Element box annotations
=======

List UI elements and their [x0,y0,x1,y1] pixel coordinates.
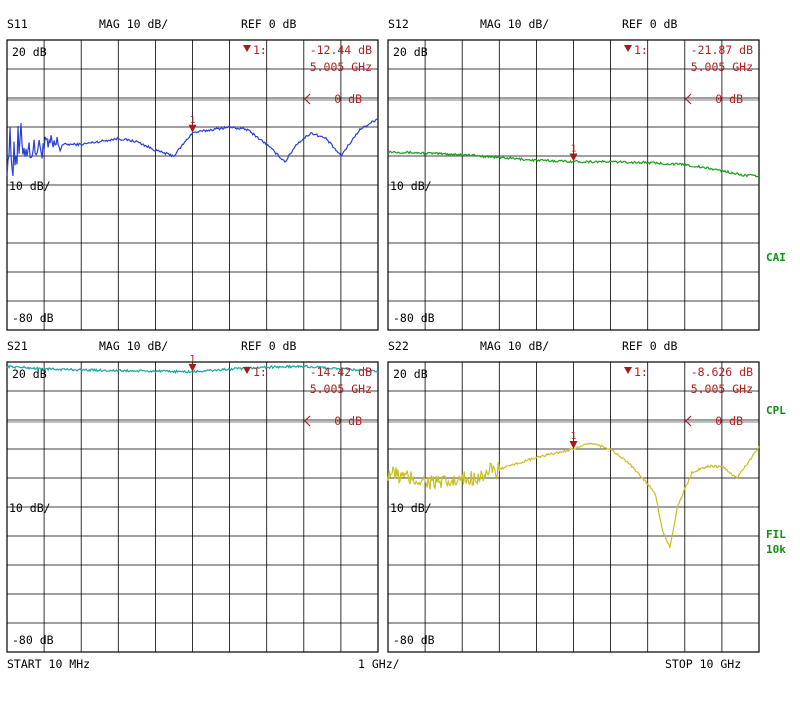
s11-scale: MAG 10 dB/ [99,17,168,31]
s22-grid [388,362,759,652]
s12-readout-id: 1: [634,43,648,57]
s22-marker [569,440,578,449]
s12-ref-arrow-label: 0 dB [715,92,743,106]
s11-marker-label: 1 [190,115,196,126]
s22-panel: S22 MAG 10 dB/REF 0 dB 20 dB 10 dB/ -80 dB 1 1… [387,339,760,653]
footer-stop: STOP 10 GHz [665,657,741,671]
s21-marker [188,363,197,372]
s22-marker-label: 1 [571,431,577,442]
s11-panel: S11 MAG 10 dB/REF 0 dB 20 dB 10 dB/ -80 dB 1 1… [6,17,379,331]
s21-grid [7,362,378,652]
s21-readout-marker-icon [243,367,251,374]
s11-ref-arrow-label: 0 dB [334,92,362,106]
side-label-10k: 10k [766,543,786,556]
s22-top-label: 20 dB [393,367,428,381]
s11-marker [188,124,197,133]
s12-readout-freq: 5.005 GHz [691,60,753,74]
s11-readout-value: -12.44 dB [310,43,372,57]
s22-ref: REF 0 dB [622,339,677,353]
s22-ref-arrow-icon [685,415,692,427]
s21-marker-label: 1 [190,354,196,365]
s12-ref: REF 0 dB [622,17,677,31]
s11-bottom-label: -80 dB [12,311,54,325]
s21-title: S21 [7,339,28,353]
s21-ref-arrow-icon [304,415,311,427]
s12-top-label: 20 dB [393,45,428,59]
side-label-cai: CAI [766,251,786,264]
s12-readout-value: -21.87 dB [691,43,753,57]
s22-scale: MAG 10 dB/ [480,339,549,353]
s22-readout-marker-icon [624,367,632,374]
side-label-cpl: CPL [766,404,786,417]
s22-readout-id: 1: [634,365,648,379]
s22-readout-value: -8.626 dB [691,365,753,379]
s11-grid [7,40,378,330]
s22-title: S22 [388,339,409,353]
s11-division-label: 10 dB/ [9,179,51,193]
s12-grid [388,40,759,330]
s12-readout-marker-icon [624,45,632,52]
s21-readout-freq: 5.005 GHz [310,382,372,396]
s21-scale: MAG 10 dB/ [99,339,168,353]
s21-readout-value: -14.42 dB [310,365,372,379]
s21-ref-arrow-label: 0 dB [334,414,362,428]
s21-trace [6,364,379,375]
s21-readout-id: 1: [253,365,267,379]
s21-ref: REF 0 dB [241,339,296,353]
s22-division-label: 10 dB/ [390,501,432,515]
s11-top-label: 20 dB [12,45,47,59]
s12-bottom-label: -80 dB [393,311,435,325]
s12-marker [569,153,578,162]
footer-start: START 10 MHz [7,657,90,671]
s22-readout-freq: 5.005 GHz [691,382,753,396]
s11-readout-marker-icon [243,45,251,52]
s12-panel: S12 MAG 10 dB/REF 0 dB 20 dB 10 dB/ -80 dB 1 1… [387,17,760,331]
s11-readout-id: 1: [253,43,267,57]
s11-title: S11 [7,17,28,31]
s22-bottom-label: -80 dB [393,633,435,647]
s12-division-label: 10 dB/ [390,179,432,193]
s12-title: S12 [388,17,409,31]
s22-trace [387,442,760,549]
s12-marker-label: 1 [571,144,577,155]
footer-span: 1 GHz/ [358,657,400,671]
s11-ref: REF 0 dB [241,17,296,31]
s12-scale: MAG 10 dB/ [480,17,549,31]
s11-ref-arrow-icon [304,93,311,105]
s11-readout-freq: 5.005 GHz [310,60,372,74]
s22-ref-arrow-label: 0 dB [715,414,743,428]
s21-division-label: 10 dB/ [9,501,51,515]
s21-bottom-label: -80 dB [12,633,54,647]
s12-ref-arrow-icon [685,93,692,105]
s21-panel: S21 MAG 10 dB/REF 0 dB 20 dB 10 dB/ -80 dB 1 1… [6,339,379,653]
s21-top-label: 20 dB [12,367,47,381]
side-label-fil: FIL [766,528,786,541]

=======

| WHAT IS NEEDED |
Format the material above as a JSON list of strings, one string per line, starting with the line containing "s11-scale: MAG 10 dB/ [99,17,168,31]" and ending with the line containing "s21-trace [6,364,379,375]", both included. Leave out any blank lines.

| WRITTEN ANSWER |
[
  "s11-scale: MAG 10 dB/ [99,17,168,31]",
  "s22-grid [388,362,759,652]",
  "s12-readout-id: 1: [634,43,648,57]",
  "s22-marker [569,440,578,449]",
  "s12-ref-arrow-label: 0 dB [715,92,743,106]",
  "s11-marker-label: 1 [190,115,196,126]",
  "s22-panel: S22 MAG 10 dB/REF 0 dB 20 dB 10 dB/ -80 dB 1 1… [387,339,760,653]",
  "footer-stop: STOP 10 GHz [665,657,741,671]",
  "s21-marker [188,363,197,372]",
  "s22-marker-label: 1 [571,431,577,442]",
  "s11-panel: S11 MAG 10 dB/REF 0 dB 20 dB 10 dB/ -80 dB 1 1… [6,17,379,331]",
  "s21-grid [7,362,378,652]",
  "s21-readout-marker-icon [243,367,251,374]",
  "s11-ref-arrow-label: 0 dB [334,92,362,106]",
  "side-label-10k: 10k [766,543,786,556]",
  "s22-top-label: 20 dB [393,367,428,381]",
  "s11-marker [188,124,197,133]",
  "s12-readout-freq: 5.005 GHz [691,60,753,74]",
  "s11-readout-value: -12.44 dB [310,43,372,57]",
  "s22-ref: REF 0 dB [622,339,677,353]",
  "s22-ref-arrow-icon [685,415,692,427]",
  "s21-marker-label: 1 [190,354,196,365]",
  "s12-ref: REF 0 dB [622,17,677,31]",
  "s11-bottom-label: -80 dB [12,311,54,325]",
  "s21-title: S21 [7,339,28,353]",
  "s21-ref-arrow-icon [304,415,311,427]",
  "s12-top-label: 20 dB [393,45,428,59]",
  "side-label-cai: CAI [766,251,786,264]",
  "s12-readout-value: -21.87 dB [691,43,753,57]",
  "s22-scale: MAG 10 dB/ [480,339,549,353]",
  "s22-readout-marker-icon [624,367,632,374]",
  "side-label-cpl: CPL [766,404,786,417]",
  "s22-readout-id: 1: [634,365,648,379]",
  "s22-readout-value: -8.626 dB [691,365,753,379]",
  "s11-grid [7,40,378,330]",
  "s22-title: S22 [388,339,409,353]",
  "s11-division-label: 10 dB/ [9,179,51,193]",
  "s12-grid [388,40,759,330]",
  "s12-readout-marker-icon [624,45,632,52]",
  "s21-readout-freq: 5.005 GHz [310,382,372,396]",
  "s21-scale: MAG 10 dB/ [99,339,168,353]",
  "s21-readout-value: -14.42 dB [310,365,372,379]",
  "s21-ref-arrow-label: 0 dB [334,414,362,428]",
  "s21-trace [6,364,379,375]"
]